Rendered page images
----
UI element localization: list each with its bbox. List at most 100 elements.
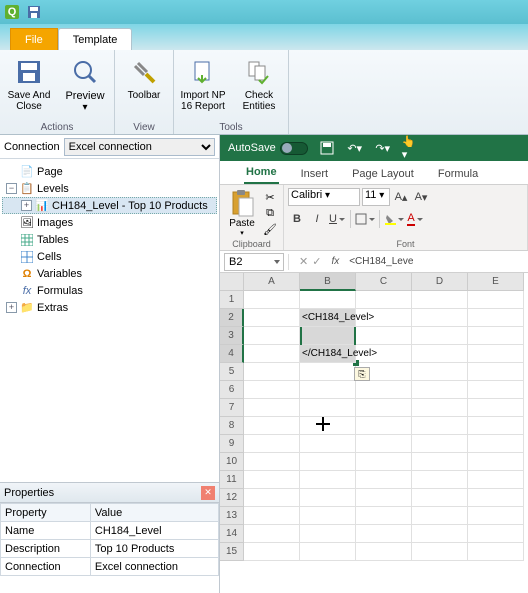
cell[interactable] <box>468 525 524 543</box>
row-header[interactable]: 3 <box>220 327 244 345</box>
cell[interactable] <box>244 507 300 525</box>
qat-undo-icon[interactable]: ↶▾ <box>346 139 364 157</box>
tab-template[interactable]: Template <box>58 28 133 50</box>
cell[interactable] <box>468 435 524 453</box>
name-box[interactable]: B2 <box>224 253 284 271</box>
cell[interactable] <box>356 471 412 489</box>
cell[interactable] <box>356 543 412 561</box>
cell[interactable] <box>244 327 300 345</box>
properties-table[interactable]: PropertyValue NameCH184_Level Descriptio… <box>0 503 219 576</box>
col-header[interactable]: C <box>356 273 412 291</box>
cell[interactable] <box>412 327 468 345</box>
cell[interactable] <box>244 471 300 489</box>
tree-images[interactable]: 🖼Images <box>2 214 217 231</box>
column-headers[interactable]: A B C D E <box>244 273 524 291</box>
row-header[interactable]: 12 <box>220 489 244 507</box>
cell[interactable] <box>300 525 356 543</box>
cell[interactable] <box>356 489 412 507</box>
row-header[interactable]: 10 <box>220 453 244 471</box>
cell[interactable] <box>300 543 356 561</box>
qat-redo-icon[interactable]: ↷▾ <box>374 139 392 157</box>
table-row[interactable]: DescriptionTop 10 Products <box>1 540 219 558</box>
cell[interactable] <box>468 363 524 381</box>
cell[interactable] <box>356 507 412 525</box>
save-and-close-button[interactable]: Save And Close <box>2 54 56 121</box>
cell[interactable] <box>356 381 412 399</box>
cell[interactable] <box>300 381 356 399</box>
cell[interactable] <box>412 471 468 489</box>
cell[interactable] <box>244 399 300 417</box>
cell[interactable] <box>300 489 356 507</box>
cut-icon[interactable]: ✂ <box>262 190 278 204</box>
col-header[interactable]: E <box>468 273 524 291</box>
col-header[interactable]: B <box>300 273 356 291</box>
cell[interactable] <box>356 291 412 309</box>
cell[interactable] <box>412 543 468 561</box>
cell[interactable] <box>300 399 356 417</box>
paste-button[interactable]: Paste ▾ <box>224 188 260 239</box>
format-painter-icon[interactable]: 🖌 <box>262 222 278 236</box>
fx-icon[interactable]: fx <box>327 256 343 267</box>
cell[interactable] <box>244 489 300 507</box>
cell[interactable] <box>468 327 524 345</box>
cell[interactable]: <CH184_Level> <box>300 309 356 327</box>
cell[interactable] <box>412 507 468 525</box>
cell[interactable] <box>300 417 356 435</box>
cell[interactable] <box>412 381 468 399</box>
col-header[interactable]: D <box>412 273 468 291</box>
cell[interactable] <box>244 309 300 327</box>
cell[interactable] <box>468 381 524 399</box>
row-headers[interactable]: 1 2 3 4 5 6 7 8 9 10 11 12 13 14 15 <box>220 291 244 561</box>
row-header[interactable]: 1 <box>220 291 244 309</box>
worksheet[interactable]: A B C D E 1 2 3 4 5 6 7 8 9 10 11 12 13 … <box>220 273 528 593</box>
cell[interactable] <box>468 291 524 309</box>
cell[interactable] <box>468 345 524 363</box>
cell[interactable] <box>356 417 412 435</box>
cell[interactable] <box>300 327 356 345</box>
cell[interactable] <box>244 291 300 309</box>
fill-color-button[interactable] <box>384 210 404 228</box>
cell[interactable] <box>356 453 412 471</box>
autosave-toggle[interactable]: AutoSave <box>228 142 308 155</box>
shrink-font-icon[interactable]: A▾ <box>412 188 430 206</box>
tree-page[interactable]: 📄Page <box>2 163 217 180</box>
cell[interactable] <box>356 435 412 453</box>
cell[interactable] <box>412 363 468 381</box>
cell[interactable] <box>244 543 300 561</box>
row-header[interactable]: 6 <box>220 381 244 399</box>
qat-save-icon[interactable] <box>318 139 336 157</box>
table-row[interactable]: ConnectionExcel connection <box>1 558 219 576</box>
etab-formula[interactable]: Formula <box>436 164 480 184</box>
cell[interactable] <box>412 435 468 453</box>
accept-formula-icon[interactable]: ✓ <box>312 255 321 268</box>
qat-touch-icon[interactable]: 👆▾ <box>402 139 420 157</box>
check-entities-button[interactable]: Check Entities <box>232 54 286 121</box>
cancel-formula-icon[interactable]: ✕ <box>299 255 308 268</box>
bold-button[interactable]: B <box>288 210 306 228</box>
font-name-select[interactable]: Calibri ▾ <box>288 188 360 206</box>
cell[interactable] <box>300 363 356 381</box>
cell[interactable] <box>244 435 300 453</box>
connection-select[interactable]: Excel connection <box>64 138 215 156</box>
tree-cells[interactable]: Cells <box>2 248 217 265</box>
cell[interactable] <box>412 345 468 363</box>
table-row[interactable]: NameCH184_Level <box>1 522 219 540</box>
cell[interactable] <box>244 381 300 399</box>
row-header[interactable]: 4 <box>220 345 244 363</box>
select-all-corner[interactable] <box>220 273 244 291</box>
cell[interactable] <box>468 453 524 471</box>
cell[interactable] <box>244 525 300 543</box>
cell[interactable] <box>412 309 468 327</box>
preview-button[interactable]: Preview▾ <box>58 54 112 121</box>
cell[interactable] <box>468 399 524 417</box>
toolbar-button[interactable]: Toolbar <box>117 54 171 121</box>
cell[interactable] <box>468 543 524 561</box>
row-header[interactable]: 9 <box>220 435 244 453</box>
cell[interactable] <box>468 417 524 435</box>
col-header[interactable]: A <box>244 273 300 291</box>
italic-button[interactable]: I <box>308 210 326 228</box>
tab-file[interactable]: File <box>10 28 58 50</box>
cell[interactable] <box>468 489 524 507</box>
row-header[interactable]: 11 <box>220 471 244 489</box>
cell[interactable] <box>412 525 468 543</box>
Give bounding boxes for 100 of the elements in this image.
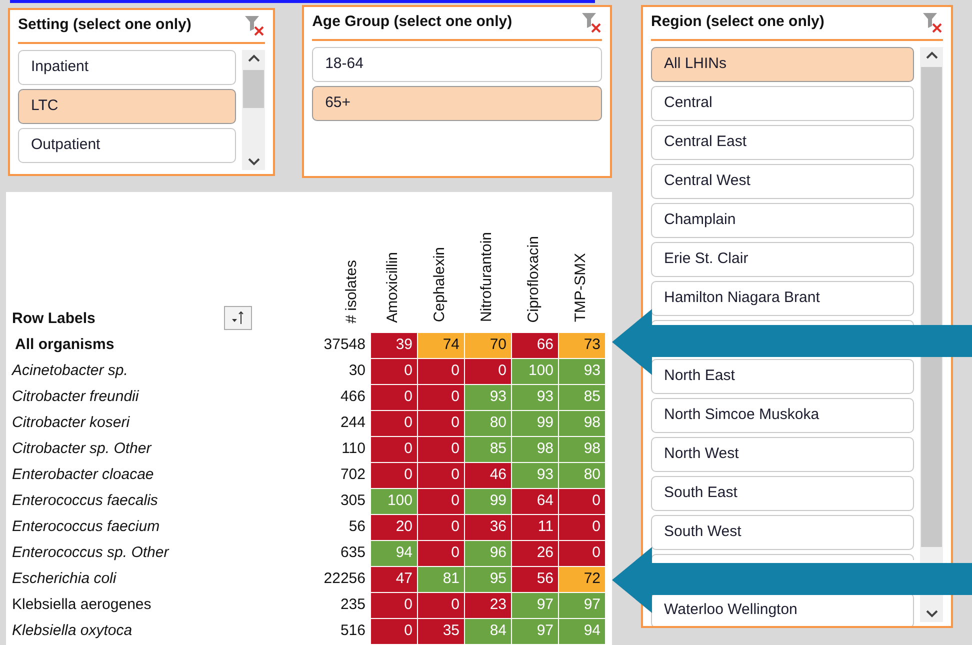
table-cell: 94 xyxy=(558,618,605,644)
table-cell: 0 xyxy=(417,592,464,618)
table-cell: 98 xyxy=(558,410,605,436)
slicer-item[interactable] xyxy=(651,320,914,326)
row-label: Klebsiella aerogenes xyxy=(12,596,152,613)
slicer-item[interactable]: Central East xyxy=(651,124,914,160)
table-cell: 93 xyxy=(511,462,558,488)
slicer-item[interactable]: Central xyxy=(651,86,914,120)
slicer-item[interactable]: Erie St. Clair xyxy=(651,242,914,276)
table-cell: 85 xyxy=(464,436,511,462)
row-label: Citrobacter freundii xyxy=(12,388,139,405)
row-label: Acinetobacter sp. xyxy=(12,362,128,379)
slicer-item[interactable]: South West xyxy=(651,514,914,550)
table-cell: 0 xyxy=(370,592,417,618)
row-label: Enterococcus faecium xyxy=(12,518,160,535)
table-cell: 64 xyxy=(511,488,558,514)
slicer-item[interactable]: Champlain xyxy=(651,202,914,238)
row-label: Enterococcus sp. Other xyxy=(12,544,169,561)
slicer-item[interactable]: All LHINs xyxy=(651,46,914,82)
slicer-item[interactable]: North Simcoe Muskoka xyxy=(651,398,914,432)
table-cell: 39 xyxy=(370,332,417,358)
scroll-thumb[interactable] xyxy=(921,66,942,546)
table-cell: 100 xyxy=(370,488,417,514)
isolates-cell-text: 466 xyxy=(339,386,366,407)
row-label: Enterococcus faecalis xyxy=(12,492,158,509)
slicer-item[interactable]: Hamilton Niagara Brant xyxy=(651,280,914,316)
row-label: Citrobacter sp. Other xyxy=(12,440,152,457)
isolates-cell-text: 244 xyxy=(339,412,366,433)
isolates-cell-text: 30 xyxy=(348,360,366,381)
table-cell: 0 xyxy=(417,358,464,384)
scroll-thumb[interactable] xyxy=(243,70,264,108)
clear-filter-icon[interactable] xyxy=(580,11,602,34)
clear-filter-icon[interactable] xyxy=(921,11,943,34)
slicer-item[interactable]: Waterloo Wellington xyxy=(651,592,914,626)
table-cell: 0 xyxy=(370,358,417,384)
slicer-item[interactable]: Outpatient xyxy=(18,128,236,162)
table-cell: 98 xyxy=(511,436,558,462)
table-cell: 0 xyxy=(417,488,464,514)
table-cell: 97 xyxy=(511,592,558,618)
table-cell: 0 xyxy=(558,514,605,540)
table-cell: 11 xyxy=(511,514,558,540)
table-cell: 93 xyxy=(464,384,511,410)
isolates-cell-text: 56 xyxy=(348,516,366,537)
isolates-cell-text: 516 xyxy=(339,620,366,641)
table-cell: 0 xyxy=(370,436,417,462)
table-cell: 0 xyxy=(370,384,417,410)
table-cell: 70 xyxy=(464,332,511,358)
isolates-cell-text: 702 xyxy=(339,464,366,485)
column-header: Nitrofurantoin xyxy=(477,232,496,322)
clear-filter-icon[interactable] xyxy=(243,14,266,36)
table-cell: 20 xyxy=(370,514,417,540)
scrollbar[interactable] xyxy=(242,50,266,170)
table-cell: 96 xyxy=(464,540,511,566)
table-cell: 0 xyxy=(417,384,464,410)
table-cell: 0 xyxy=(417,540,464,566)
table-cell: 99 xyxy=(464,488,511,514)
table-cell: 0 xyxy=(417,436,464,462)
slicer-title: Setting (select one only) xyxy=(18,15,192,35)
table-cell: 0 xyxy=(417,462,464,488)
table-cell: 97 xyxy=(511,618,558,644)
sort-button[interactable] xyxy=(224,306,252,330)
slicer-item[interactable]: Inpatient xyxy=(18,50,236,84)
table-cell: 46 xyxy=(464,462,511,488)
row-label: All organisms xyxy=(14,336,114,353)
table-cell: 0 xyxy=(464,358,511,384)
slicer-item[interactable]: 18-64 xyxy=(312,46,602,82)
slicer-item[interactable]: LTC xyxy=(18,88,236,124)
slicer-item[interactable]: North East xyxy=(651,358,914,394)
slicer-item[interactable]: North West xyxy=(651,436,914,472)
table-cell: 66 xyxy=(511,332,558,358)
isolates-header: # isolates xyxy=(342,260,360,323)
table-cell: 0 xyxy=(417,514,464,540)
table-cell: 95 xyxy=(464,566,511,592)
table-cell: 35 xyxy=(417,618,464,644)
column-header: TMP-SMX xyxy=(571,253,590,322)
column-header: Amoxicillin xyxy=(383,252,402,322)
table-cell: 0 xyxy=(558,488,605,514)
table-cell: 36 xyxy=(464,514,511,540)
slicer-item[interactable]: South East xyxy=(651,476,914,510)
isolates-cell-text: 22256 xyxy=(322,568,366,589)
table-cell: 84 xyxy=(464,618,511,644)
isolates-cell-text: 235 xyxy=(339,594,366,615)
isolates-cell-text: 635 xyxy=(339,542,366,563)
table-cell: 97 xyxy=(558,592,605,618)
slicer-item[interactable]: Central West xyxy=(651,164,914,198)
row-label: Citrobacter koseri xyxy=(12,414,130,431)
table-cell: 99 xyxy=(511,410,558,436)
isolates-cell-text: 110 xyxy=(340,438,366,459)
slicer-title: Region (select one only) xyxy=(651,12,824,32)
table-cell: 0 xyxy=(370,462,417,488)
table-cell: 80 xyxy=(464,410,511,436)
table-cell: 56 xyxy=(511,566,558,592)
slicer-item[interactable]: 65+ xyxy=(312,86,602,120)
sort-icon xyxy=(230,310,246,326)
table-cell: 23 xyxy=(464,592,511,618)
table-cell: 100 xyxy=(511,358,558,384)
table-cell: 0 xyxy=(370,618,417,644)
table-cell: 81 xyxy=(417,566,464,592)
column-header: Ciprofloxacin xyxy=(524,236,544,322)
row-label: Escherichia coli xyxy=(12,570,116,587)
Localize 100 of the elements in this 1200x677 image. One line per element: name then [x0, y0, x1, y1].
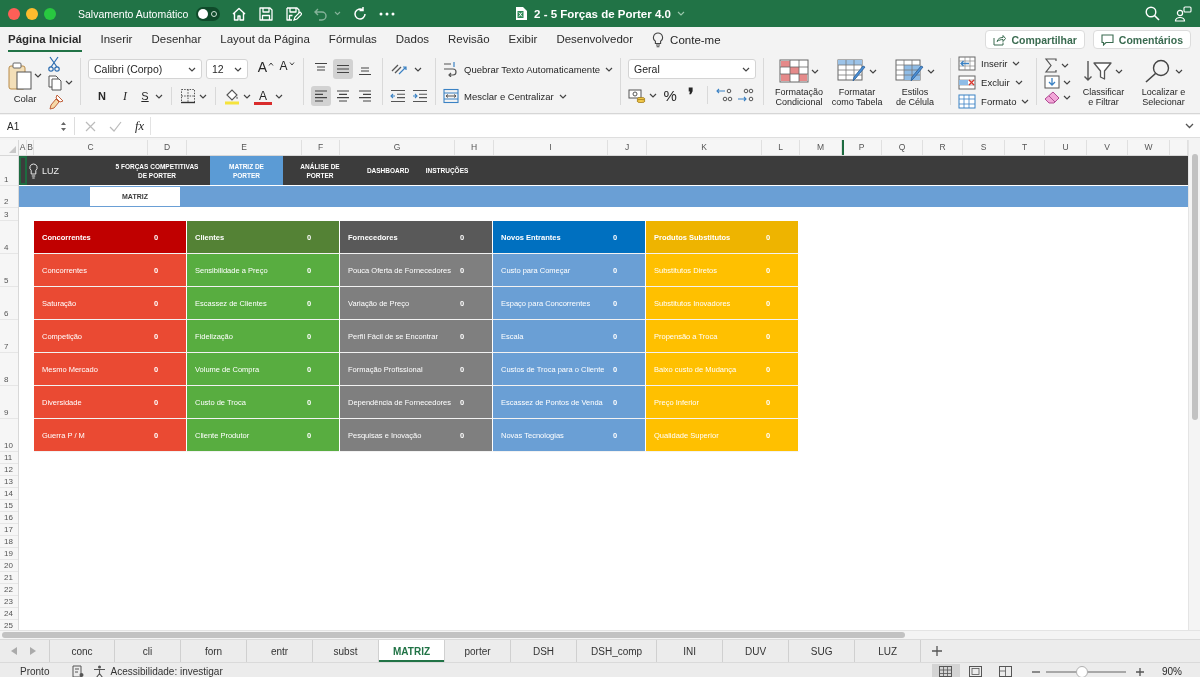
- plus-icon[interactable]: [932, 646, 943, 656]
- caret-icon[interactable]: [649, 92, 658, 98]
- column-header[interactable]: S: [963, 140, 1005, 155]
- insert-function-button[interactable]: fx: [135, 118, 145, 134]
- row-header[interactable]: 16: [0, 512, 18, 524]
- number-format-select[interactable]: Geral: [628, 59, 757, 79]
- caret-icon[interactable]: [155, 93, 163, 99]
- row-header[interactable]: 9: [0, 386, 18, 419]
- people-icon[interactable]: [1174, 5, 1192, 22]
- row-header[interactable]: 23: [0, 596, 18, 608]
- fill-color-icon[interactable]: [224, 87, 240, 105]
- row-header[interactable]: 2: [0, 186, 18, 208]
- column-header[interactable]: A: [19, 140, 27, 155]
- column-header[interactable]: G: [340, 140, 455, 155]
- styles-button[interactable]: Formatação Condicional: [771, 58, 828, 107]
- horizontal-scrollbar[interactable]: [0, 630, 1200, 639]
- ribbon-tab[interactable]: Inserir: [100, 27, 133, 52]
- paste-button[interactable]: Colar: [8, 61, 42, 104]
- row-header[interactable]: 13: [0, 476, 18, 488]
- home-icon[interactable]: [231, 5, 248, 22]
- borders-icon[interactable]: [180, 88, 196, 104]
- row-header[interactable]: 11: [0, 452, 18, 464]
- row-header[interactable]: 12: [0, 464, 18, 476]
- decrease-decimal-icon[interactable]: [737, 87, 756, 103]
- cells-button[interactable]: Inserir: [958, 55, 1030, 72]
- bold-button[interactable]: N: [92, 86, 112, 106]
- row-header[interactable]: 6: [0, 287, 18, 320]
- increase-indent-icon[interactable]: [412, 89, 428, 103]
- save-edit-icon[interactable]: [285, 5, 303, 22]
- editing-button[interactable]: Localizar e Selecionar: [1135, 58, 1192, 107]
- ribbon-tab[interactable]: Fórmulas: [328, 27, 377, 52]
- font-size-select[interactable]: 12: [206, 59, 248, 79]
- row-header[interactable]: 4: [0, 221, 18, 254]
- minimize-window-icon[interactable]: [26, 7, 38, 20]
- sheet-tab[interactable]: MATRIZ: [379, 640, 446, 662]
- shrink-font-button[interactable]: A: [278, 59, 296, 79]
- caret-icon[interactable]: [199, 93, 207, 99]
- percent-button[interactable]: %: [660, 85, 681, 105]
- horizontal-align-button[interactable]: [311, 86, 331, 106]
- caret-icon[interactable]: [1061, 63, 1070, 68]
- column-header[interactable]: V: [1087, 140, 1128, 155]
- plus-icon[interactable]: [1136, 667, 1144, 676]
- decrease-indent-icon[interactable]: [390, 89, 406, 103]
- caret-icon[interactable]: [414, 66, 422, 72]
- editing-button[interactable]: Classificar e Filtrar: [1075, 58, 1132, 107]
- caret-icon[interactable]: [65, 80, 73, 85]
- row-header[interactable]: 17: [0, 524, 18, 536]
- zoom-level[interactable]: 90%: [1162, 666, 1182, 677]
- row-header[interactable]: 18: [0, 536, 18, 548]
- row-header[interactable]: 5: [0, 254, 18, 287]
- ribbon-tab[interactable]: Página Inicial: [8, 27, 82, 52]
- vertical-align-button[interactable]: [333, 59, 353, 79]
- caret-icon[interactable]: [1063, 79, 1072, 85]
- styles-button[interactable]: Formatar como Tabela: [829, 58, 886, 107]
- share-button[interactable]: Compartilhar: [985, 30, 1085, 49]
- accessibility-icon[interactable]: [93, 665, 107, 677]
- caret-icon[interactable]: [275, 93, 283, 99]
- ribbon-tab[interactable]: Layout da Página: [220, 27, 310, 52]
- eraser-icon[interactable]: [1044, 91, 1061, 104]
- row-header[interactable]: 21: [0, 572, 18, 584]
- column-header[interactable]: M: [800, 140, 842, 155]
- sigma-icon[interactable]: [1044, 58, 1059, 73]
- column-header[interactable]: H: [455, 140, 494, 155]
- save-icon[interactable]: [258, 5, 275, 22]
- column-header[interactable]: T: [1005, 140, 1045, 155]
- underline-button[interactable]: S: [138, 86, 152, 106]
- minus-icon[interactable]: [1032, 670, 1040, 673]
- row-header[interactable]: 22: [0, 584, 18, 596]
- search-icon[interactable]: [1145, 6, 1160, 21]
- ribbon-tab[interactable]: Desenhar: [151, 27, 202, 52]
- macro-record-icon[interactable]: [72, 665, 85, 677]
- checkmark-icon[interactable]: [109, 120, 122, 132]
- comma-style-button[interactable]: ❜: [683, 85, 700, 105]
- cells-button[interactable]: Excluir: [958, 74, 1030, 91]
- wrap-text-button[interactable]: Quebrar Texto Automaticamente: [443, 58, 614, 80]
- font-name-select[interactable]: Calibri (Corpo): [88, 59, 202, 79]
- column-header[interactable]: C: [34, 140, 148, 155]
- circular-arrow-icon[interactable]: [352, 5, 369, 22]
- row-header[interactable]: 1: [0, 156, 18, 186]
- row-header[interactable]: 10: [0, 419, 18, 452]
- name-box[interactable]: A1: [0, 117, 70, 135]
- tell-me-button[interactable]: Conte-me: [652, 31, 721, 48]
- accessibility-status[interactable]: Acessibilidade: investigar: [110, 666, 223, 677]
- column-header[interactable]: W: [1128, 140, 1170, 155]
- styles-button[interactable]: Estilos de Célula: [887, 58, 944, 107]
- column-header[interactable]: K: [647, 140, 762, 155]
- column-header[interactable]: J: [608, 140, 647, 155]
- comments-button[interactable]: Comentários: [1092, 30, 1191, 49]
- column-header[interactable]: Q: [882, 140, 923, 155]
- merge-center-button[interactable]: Mesclar e Centralizar: [443, 85, 614, 107]
- zoom-slider-thumb[interactable]: [1076, 665, 1088, 677]
- column-header[interactable]: L: [762, 140, 800, 155]
- column-header[interactable]: E: [187, 140, 302, 155]
- down-arrow-box-icon[interactable]: [1044, 75, 1061, 89]
- cells-button[interactable]: Formato: [958, 93, 1030, 110]
- scissors-icon[interactable]: [48, 55, 60, 72]
- column-header[interactable]: U: [1045, 140, 1087, 155]
- row-header[interactable]: 7: [0, 320, 18, 353]
- ribbon-tab[interactable]: Desenvolvedor: [556, 27, 634, 52]
- column-header[interactable]: P: [842, 140, 882, 155]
----
What needs to be done: Please go through the data above and copy every line that has the word "font".

Solved exercise:
shrink-font-icon[interactable]: A▾ <box>412 188 430 206</box>
font-name-select[interactable]: Calibri ▾ <box>288 188 360 206</box>
- font-size-select[interactable]: 12: [206, 59, 248, 79]
- shrink-font-button[interactable]: A: [278, 59, 296, 79]
- font-name-select[interactable]: Calibri (Corpo): [88, 59, 202, 79]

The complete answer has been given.